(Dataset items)
# # # # # # #

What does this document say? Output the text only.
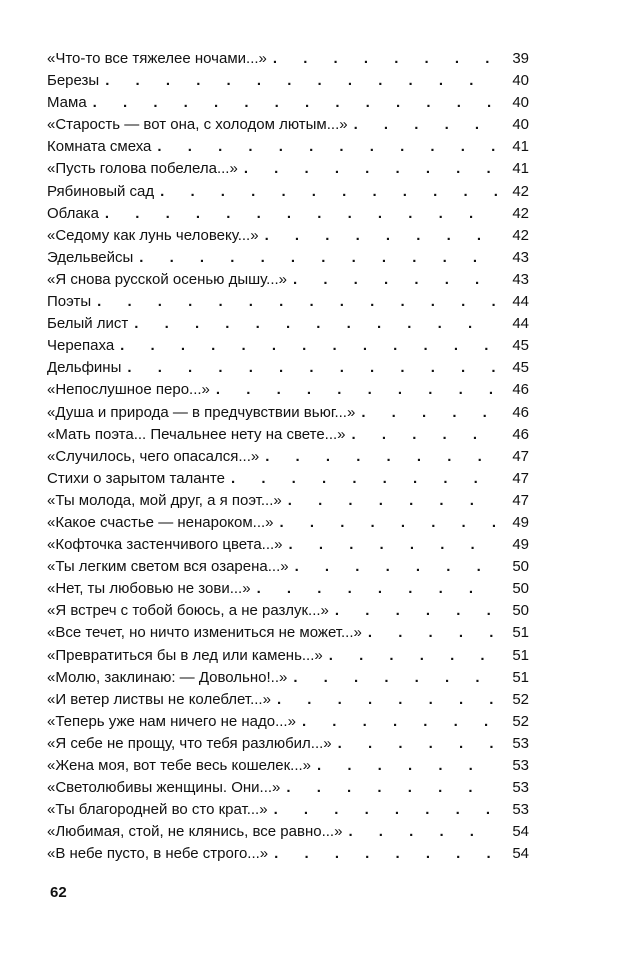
«Что-то все тяжелее ночами...» . . .	39
Березы . . .	40
Мама . . .	40
«Старость — вот она, с холодом лютым...» . . .	40
Комната смеха . . .	41
«Пусть голова побелела...» . . .	41
Рябиновый сад . . .	42
Облака . . .	42
«Седому как лунь человеку...» . . .	42
Эдельвейсы . . .	43
«Я снова русской осенью дышу...» . . .	43
Поэты . . .	44
Белый лист . . .	44
Черепаха . . .	45
Дельфины . . .	45
«Непослушное перо...» . . .	46
«Душа и природа — в предчувствии вьюг...» . . .	46
«Мать поэта... Печальнее нету на свете...» . . .	46
«Случилось, чего опасался...» . . .	47
Стихи о зарытом таланте . . .	47
«Ты молода, мой друг, а я поэт...» . . .	47
«Какое счастье — ненароком...» . . .	49
«Кофточка застенчивого цвета...» . . .	49
«Ты легким светом вся озарена...» . . .	50
«Нет, ты любовью не зови...» . . .	50
«Я встреч с тобой боюсь, а не разлук...» . . .	50
«Все течет, но ничто измениться не может...» . . .	51
«Превратиться бы в лед или камень...» . . .	51
«Молю, заклинаю: — Довольно!..» . . .	51
«И ветер листвы не колеблет...» . . .	52
«Теперь уже нам ничего не надо...» . . .	52
«Я себе не прощу, что тебя разлюбил...» . . .	53
«Жена моя, вот тебе весь кошелек...» . . .	53
«Светолюбивы женщины. Они...» . . .	53
«Ты благородней во сто крат...» . . .	53
«Любимая, стой, не клянись, все равно...» . . .	54
«В небе пусто, в небе строго...» . . .	54
62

# # # # # # #

- [Written problem] Every entry must be reproduced exactly, with the images left out.

- [Solution to this problem]
What does this document say? Output the text only.
«Что-то все тяжелее ночами...» . . .	39
Березы . . .	40
Мама . . .	40
«Старость — вот она, с холодом лютым...» . . .	40
Комната смеха . . .	41
«Пусть голова побелела...» . . .	41
Рябиновый сад . . .	42
Облака . . .	42
«Седому как лунь человеку...» . . .	42
Эдельвейсы . . .	43
«Я снова русской осенью дышу...» . . .	43
Поэты . . .	44
Белый лист . . .	44
Черепаха . . .	45
Дельфины . . .	45
«Непослушное перо...» . . .	46
«Душа и природа — в предчувствии вьюг...» . . .	46
«Мать поэта... Печальнее нету на свете...» . . .	46
«Случилось, чего опасался...» . . .	47
Стихи о зарытом таланте . . .	47
«Ты молода, мой друг, а я поэт...» . . .	47
«Какое счастье — ненароком...» . . .	49
«Кофточка застенчивого цвета...» . . .	49
«Ты легким светом вся озарена...» . . .	50
«Нет, ты любовью не зови...» . . .	50
«Я встреч с тобой боюсь, а не разлук...» . . .	50
«Все течет, но ничто измениться не может...» . . .	51
«Превратиться бы в лед или камень...» . . .	51
«Молю, заклинаю: — Довольно!..» . . .	51
«И ветер листвы не колеблет...» . . .	52
«Теперь уже нам ничего не надо...» . . .	52
«Я себе не прощу, что тебя разлюбил...» . . .	53
«Жена моя, вот тебе весь кошелек...» . . .	53
«Светолюбивы женщины. Они...» . . .	53
«Ты благородней во сто крат...» . . .	53
«Любимая, стой, не клянись, все равно...» . . .	54
«В небе пусто, в небе строго...» . . .	54
62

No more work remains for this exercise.